Exact reproduction is required for all entries.

**Data listing:**

## Start

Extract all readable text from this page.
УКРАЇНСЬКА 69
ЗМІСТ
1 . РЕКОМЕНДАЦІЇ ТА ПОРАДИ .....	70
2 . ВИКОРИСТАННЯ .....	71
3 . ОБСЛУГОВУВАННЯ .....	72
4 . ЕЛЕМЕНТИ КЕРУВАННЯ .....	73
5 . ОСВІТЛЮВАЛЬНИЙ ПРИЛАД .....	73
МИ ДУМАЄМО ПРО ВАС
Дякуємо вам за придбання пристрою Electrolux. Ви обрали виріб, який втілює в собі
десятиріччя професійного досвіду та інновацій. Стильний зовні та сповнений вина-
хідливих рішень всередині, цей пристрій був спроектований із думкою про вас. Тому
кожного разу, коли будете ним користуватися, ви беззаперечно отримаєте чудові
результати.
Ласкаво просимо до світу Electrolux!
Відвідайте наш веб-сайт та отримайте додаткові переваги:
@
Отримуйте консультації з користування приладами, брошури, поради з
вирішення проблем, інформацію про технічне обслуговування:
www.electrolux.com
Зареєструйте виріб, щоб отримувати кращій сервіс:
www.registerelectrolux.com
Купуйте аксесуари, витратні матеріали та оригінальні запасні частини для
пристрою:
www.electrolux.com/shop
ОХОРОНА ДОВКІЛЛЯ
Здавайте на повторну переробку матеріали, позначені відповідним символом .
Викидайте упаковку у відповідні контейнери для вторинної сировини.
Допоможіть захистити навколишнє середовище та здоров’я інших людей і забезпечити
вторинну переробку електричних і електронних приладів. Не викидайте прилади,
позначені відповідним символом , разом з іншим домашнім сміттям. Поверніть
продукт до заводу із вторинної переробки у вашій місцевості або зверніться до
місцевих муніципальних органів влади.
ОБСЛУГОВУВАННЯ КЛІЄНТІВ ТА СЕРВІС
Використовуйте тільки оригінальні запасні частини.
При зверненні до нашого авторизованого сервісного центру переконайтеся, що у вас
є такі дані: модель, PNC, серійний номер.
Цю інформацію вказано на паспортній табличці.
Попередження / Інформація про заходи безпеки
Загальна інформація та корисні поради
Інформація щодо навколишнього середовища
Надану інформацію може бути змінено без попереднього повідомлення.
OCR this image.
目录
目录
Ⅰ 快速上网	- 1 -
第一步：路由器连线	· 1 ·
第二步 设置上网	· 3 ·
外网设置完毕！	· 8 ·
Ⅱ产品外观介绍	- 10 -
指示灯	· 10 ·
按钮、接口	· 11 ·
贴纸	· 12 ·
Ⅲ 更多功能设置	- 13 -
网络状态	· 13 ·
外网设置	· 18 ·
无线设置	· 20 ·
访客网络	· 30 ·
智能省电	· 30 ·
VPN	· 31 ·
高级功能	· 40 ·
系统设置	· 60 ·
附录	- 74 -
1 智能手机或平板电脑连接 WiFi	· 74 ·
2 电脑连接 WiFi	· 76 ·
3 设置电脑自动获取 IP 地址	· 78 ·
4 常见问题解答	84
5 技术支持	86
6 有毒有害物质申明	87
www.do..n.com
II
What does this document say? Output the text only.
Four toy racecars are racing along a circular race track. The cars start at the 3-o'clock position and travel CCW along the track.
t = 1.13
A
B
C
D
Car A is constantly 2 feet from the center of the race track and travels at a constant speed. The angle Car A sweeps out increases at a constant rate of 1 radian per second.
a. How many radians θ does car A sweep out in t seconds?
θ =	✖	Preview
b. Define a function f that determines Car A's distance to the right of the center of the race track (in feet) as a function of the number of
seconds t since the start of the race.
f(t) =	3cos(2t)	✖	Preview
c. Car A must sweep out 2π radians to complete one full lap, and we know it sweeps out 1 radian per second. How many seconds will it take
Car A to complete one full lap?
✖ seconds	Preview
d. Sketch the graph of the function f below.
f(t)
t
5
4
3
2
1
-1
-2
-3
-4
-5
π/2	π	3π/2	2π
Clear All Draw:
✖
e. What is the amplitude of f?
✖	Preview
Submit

## End

**Response for this exercise:**
Extract all readable text from this page.
УКРАЇНСЬКА 69
ЗМІСТ
1 . РЕКОМЕНДАЦІЇ ТА ПОРАДИ .....	70
2 . ВИКОРИСТАННЯ .....	71
3 . ОБСЛУГОВУВАННЯ .....	72
4 . ЕЛЕМЕНТИ КЕРУВАННЯ .....	73
5 . ОСВІТЛЮВАЛЬНИЙ ПРИЛАД .....	73
МИ ДУМАЄМО ПРО ВАС
Дякуємо вам за придбання пристрою Electrolux. Ви обрали виріб, який втілює в собі
десятиріччя професійного досвіду та інновацій. Стильний зовні та сповнений вина-
хідливих рішень всередині, цей пристрій був спроектований із думкою про вас. Тому
кожного разу, коли будете ним користуватися, ви беззаперечно отримаєте чудові
результати.
Ласкаво просимо до світу Electrolux!
Відвідайте наш веб-сайт та отримайте додаткові переваги:
@
Отримуйте консультації з користування приладами, брошури, поради з
вирішення проблем, інформацію про технічне обслуговування:
www.electrolux.com
Зареєструйте виріб, щоб отримувати кращій сервіс:
www.registerelectrolux.com
Купуйте аксесуари, витратні матеріали та оригінальні запасні частини для
пристрою:
www.electrolux.com/shop
ОХОРОНА ДОВКІЛЛЯ
Здавайте на повторну переробку матеріали, позначені відповідним символом .
Викидайте упаковку у відповідні контейнери для вторинної сировини.
Допоможіть захистити навколишнє середовище та здоров’я інших людей і забезпечити
вторинну переробку електричних і електронних приладів. Не викидайте прилади,
позначені відповідним символом , разом з іншим домашнім сміттям. Поверніть
продукт до заводу із вторинної переробки у вашій місцевості або зверніться до
місцевих муніципальних органів влади.
ОБСЛУГОВУВАННЯ КЛІЄНТІВ ТА СЕРВІС
Використовуйте тільки оригінальні запасні частини.
При зверненні до нашого авторизованого сервісного центру переконайтеся, що у вас
є такі дані: модель, PNC, серійний номер.
Цю інформацію вказано на паспортній табличці.
Попередження / Інформація про заходи безпеки
Загальна інформація та корисні поради
Інформація щодо навколишнього середовища
Надану інформацію може бути змінено без попереднього повідомлення.
OCR this image.
目录
目录
Ⅰ 快速上网	- 1 -
第一步：路由器连线	· 1 ·
第二步 设置上网	· 3 ·
外网设置完毕！	· 8 ·
Ⅱ产品外观介绍	- 10 -
指示灯	· 10 ·
按钮、接口	· 11 ·
贴纸	· 12 ·
Ⅲ 更多功能设置	- 13 -
网络状态	· 13 ·
外网设置	· 18 ·
无线设置	· 20 ·
访客网络	· 30 ·
智能省电	· 30 ·
VPN	· 31 ·
高级功能	· 40 ·
系统设置	· 60 ·
附录	- 74 -
1 智能手机或平板电脑连接 WiFi	· 74 ·
2 电脑连接 WiFi	· 76 ·
3 设置电脑自动获取 IP 地址	· 78 ·
4 常见问题解答	84
5 技术支持	86
6 有毒有害物质申明	87
www.do..n.com
II
What does this document say? Output the text only.
Four toy racecars are racing along a circular race track. The cars start at the 3-o'clock position and travel CCW along the track.
t = 1.13
A
B
C
D
Car A is constantly 2 feet from the center of the race track and travels at a constant speed. The angle Car A sweeps out increases at a constant rate of 1 radian per second.
a. How many radians θ does car A sweep out in t seconds?
θ =	✖	Preview
b. Define a function f that determines Car A's distance to the right of the center of the race track (in feet) as a function of the number of
seconds t since the start of the race.
f(t) =	3cos(2t)	✖	Preview
c. Car A must sweep out 2π radians to complete one full lap, and we know it sweeps out 1 radian per second. How many seconds will it take
Car A to complete one full lap?
✖ seconds	Preview
d. Sketch the graph of the function f below.
f(t)
t
5
4
3
2
1
-1
-2
-3
-4
-5
π/2	π	3π/2	2π
Clear All Draw:
✖
e. What is the amplitude of f?
✖	Preview
Submit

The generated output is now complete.